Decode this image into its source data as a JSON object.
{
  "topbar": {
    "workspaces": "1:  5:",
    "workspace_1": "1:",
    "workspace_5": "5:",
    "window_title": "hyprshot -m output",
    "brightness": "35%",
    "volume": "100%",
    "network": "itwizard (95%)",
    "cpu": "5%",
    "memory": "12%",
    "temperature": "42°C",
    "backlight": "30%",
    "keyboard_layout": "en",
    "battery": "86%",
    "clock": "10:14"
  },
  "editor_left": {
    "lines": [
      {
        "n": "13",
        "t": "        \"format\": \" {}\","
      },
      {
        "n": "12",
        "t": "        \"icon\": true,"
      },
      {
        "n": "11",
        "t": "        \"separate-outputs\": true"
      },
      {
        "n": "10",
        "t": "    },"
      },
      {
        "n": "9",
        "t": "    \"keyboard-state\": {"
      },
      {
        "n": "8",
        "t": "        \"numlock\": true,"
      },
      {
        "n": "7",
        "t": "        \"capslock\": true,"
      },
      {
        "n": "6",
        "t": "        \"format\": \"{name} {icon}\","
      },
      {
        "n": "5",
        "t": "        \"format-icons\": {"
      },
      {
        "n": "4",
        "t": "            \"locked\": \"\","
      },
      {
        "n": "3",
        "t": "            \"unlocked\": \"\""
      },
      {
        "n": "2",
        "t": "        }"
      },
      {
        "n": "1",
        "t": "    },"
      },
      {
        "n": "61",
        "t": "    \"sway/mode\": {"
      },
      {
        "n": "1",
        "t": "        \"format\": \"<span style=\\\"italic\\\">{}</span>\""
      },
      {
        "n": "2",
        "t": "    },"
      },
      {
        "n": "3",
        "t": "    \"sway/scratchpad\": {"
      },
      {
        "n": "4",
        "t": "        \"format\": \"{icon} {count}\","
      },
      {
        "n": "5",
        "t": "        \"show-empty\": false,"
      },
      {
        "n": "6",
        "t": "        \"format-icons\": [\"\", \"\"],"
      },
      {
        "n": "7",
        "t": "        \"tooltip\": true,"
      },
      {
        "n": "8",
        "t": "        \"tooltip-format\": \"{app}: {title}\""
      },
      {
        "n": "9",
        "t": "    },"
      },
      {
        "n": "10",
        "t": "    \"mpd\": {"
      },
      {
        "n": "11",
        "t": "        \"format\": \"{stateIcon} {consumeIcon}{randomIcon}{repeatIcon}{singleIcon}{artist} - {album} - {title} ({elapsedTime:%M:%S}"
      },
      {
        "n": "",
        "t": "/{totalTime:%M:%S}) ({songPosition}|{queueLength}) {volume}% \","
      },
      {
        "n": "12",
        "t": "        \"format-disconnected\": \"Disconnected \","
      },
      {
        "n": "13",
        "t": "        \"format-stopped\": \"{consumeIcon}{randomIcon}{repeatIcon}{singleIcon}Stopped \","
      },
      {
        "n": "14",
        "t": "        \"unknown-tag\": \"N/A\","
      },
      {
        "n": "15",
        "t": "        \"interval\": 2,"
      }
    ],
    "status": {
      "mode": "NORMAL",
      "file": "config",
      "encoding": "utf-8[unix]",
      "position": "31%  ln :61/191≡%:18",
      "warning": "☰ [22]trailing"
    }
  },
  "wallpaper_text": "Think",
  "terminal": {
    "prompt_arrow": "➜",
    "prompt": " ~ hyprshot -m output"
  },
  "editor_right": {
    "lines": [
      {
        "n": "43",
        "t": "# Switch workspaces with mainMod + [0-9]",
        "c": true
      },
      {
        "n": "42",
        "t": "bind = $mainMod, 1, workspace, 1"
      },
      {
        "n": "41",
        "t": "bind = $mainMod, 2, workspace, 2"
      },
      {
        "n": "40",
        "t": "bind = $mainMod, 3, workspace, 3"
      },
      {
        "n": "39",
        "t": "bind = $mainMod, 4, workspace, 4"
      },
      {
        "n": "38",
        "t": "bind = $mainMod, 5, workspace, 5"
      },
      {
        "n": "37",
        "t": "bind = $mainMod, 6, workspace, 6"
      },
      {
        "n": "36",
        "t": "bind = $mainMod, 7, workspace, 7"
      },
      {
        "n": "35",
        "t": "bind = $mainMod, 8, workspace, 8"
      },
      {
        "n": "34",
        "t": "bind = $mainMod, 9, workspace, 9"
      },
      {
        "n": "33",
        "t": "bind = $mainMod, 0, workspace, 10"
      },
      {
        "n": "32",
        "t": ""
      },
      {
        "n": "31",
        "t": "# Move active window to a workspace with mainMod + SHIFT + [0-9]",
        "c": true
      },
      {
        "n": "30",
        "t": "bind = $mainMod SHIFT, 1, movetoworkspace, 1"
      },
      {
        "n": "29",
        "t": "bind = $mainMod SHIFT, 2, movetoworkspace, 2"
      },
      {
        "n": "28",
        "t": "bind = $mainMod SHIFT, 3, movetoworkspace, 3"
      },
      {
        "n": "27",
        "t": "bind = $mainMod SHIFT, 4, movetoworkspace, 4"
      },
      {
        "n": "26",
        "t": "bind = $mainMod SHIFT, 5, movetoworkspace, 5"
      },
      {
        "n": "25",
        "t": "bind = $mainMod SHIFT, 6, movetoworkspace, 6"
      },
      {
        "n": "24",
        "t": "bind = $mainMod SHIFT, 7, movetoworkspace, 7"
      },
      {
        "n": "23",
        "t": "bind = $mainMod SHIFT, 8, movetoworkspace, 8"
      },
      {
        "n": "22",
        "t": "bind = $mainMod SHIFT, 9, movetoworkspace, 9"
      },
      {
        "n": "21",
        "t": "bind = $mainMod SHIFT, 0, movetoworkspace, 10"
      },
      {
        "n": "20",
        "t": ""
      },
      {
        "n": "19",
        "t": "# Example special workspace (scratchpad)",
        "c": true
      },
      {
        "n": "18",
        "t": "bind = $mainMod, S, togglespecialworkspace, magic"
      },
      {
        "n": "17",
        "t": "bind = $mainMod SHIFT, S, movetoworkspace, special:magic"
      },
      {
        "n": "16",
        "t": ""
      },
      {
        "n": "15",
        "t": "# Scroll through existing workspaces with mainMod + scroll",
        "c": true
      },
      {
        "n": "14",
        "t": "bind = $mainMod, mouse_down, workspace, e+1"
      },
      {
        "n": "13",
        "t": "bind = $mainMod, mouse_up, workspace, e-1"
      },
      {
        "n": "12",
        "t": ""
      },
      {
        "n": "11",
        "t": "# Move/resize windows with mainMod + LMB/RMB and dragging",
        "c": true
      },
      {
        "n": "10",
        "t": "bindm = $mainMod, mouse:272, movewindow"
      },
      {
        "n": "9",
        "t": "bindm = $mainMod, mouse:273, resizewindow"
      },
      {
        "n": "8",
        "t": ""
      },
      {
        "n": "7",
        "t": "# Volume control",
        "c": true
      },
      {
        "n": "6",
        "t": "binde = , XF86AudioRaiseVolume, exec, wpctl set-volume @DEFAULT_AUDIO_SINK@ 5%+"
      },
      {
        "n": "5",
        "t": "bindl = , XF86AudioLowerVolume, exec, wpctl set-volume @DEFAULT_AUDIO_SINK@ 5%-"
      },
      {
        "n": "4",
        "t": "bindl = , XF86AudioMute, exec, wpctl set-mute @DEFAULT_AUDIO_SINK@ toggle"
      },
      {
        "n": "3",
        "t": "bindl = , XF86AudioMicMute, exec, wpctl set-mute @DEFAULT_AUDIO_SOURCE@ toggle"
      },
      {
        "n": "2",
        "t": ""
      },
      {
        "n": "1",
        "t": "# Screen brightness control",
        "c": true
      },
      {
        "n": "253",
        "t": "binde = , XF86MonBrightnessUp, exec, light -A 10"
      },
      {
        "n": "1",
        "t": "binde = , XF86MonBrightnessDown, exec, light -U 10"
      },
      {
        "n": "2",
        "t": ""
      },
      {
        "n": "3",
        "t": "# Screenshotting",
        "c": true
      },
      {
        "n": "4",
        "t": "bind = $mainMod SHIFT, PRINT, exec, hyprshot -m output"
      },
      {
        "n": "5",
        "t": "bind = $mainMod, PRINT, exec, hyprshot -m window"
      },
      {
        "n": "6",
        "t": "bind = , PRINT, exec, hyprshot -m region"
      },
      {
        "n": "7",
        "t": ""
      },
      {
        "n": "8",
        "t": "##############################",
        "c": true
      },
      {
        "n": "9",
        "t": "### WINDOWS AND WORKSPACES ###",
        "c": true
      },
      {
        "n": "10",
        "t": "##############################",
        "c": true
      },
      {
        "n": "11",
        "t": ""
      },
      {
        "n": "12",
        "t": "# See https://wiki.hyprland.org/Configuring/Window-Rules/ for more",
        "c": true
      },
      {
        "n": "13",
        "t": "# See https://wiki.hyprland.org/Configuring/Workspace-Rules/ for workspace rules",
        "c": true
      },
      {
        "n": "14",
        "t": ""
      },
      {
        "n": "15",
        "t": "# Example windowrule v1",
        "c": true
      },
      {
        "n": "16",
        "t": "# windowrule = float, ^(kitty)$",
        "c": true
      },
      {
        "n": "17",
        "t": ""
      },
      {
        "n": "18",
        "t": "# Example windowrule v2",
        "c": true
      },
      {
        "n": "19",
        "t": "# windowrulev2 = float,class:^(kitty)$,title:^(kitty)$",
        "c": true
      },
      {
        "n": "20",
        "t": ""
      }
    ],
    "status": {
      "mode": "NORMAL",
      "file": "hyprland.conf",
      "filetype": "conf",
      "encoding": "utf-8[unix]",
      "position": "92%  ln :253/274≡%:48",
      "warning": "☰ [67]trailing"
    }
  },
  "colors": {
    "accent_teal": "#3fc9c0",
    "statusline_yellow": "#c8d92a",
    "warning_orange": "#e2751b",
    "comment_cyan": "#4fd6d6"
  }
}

::::

- **Exercise brief**
Across the data, tally the lines containing "format" and give back the number alone.

- **Answer for the task**
10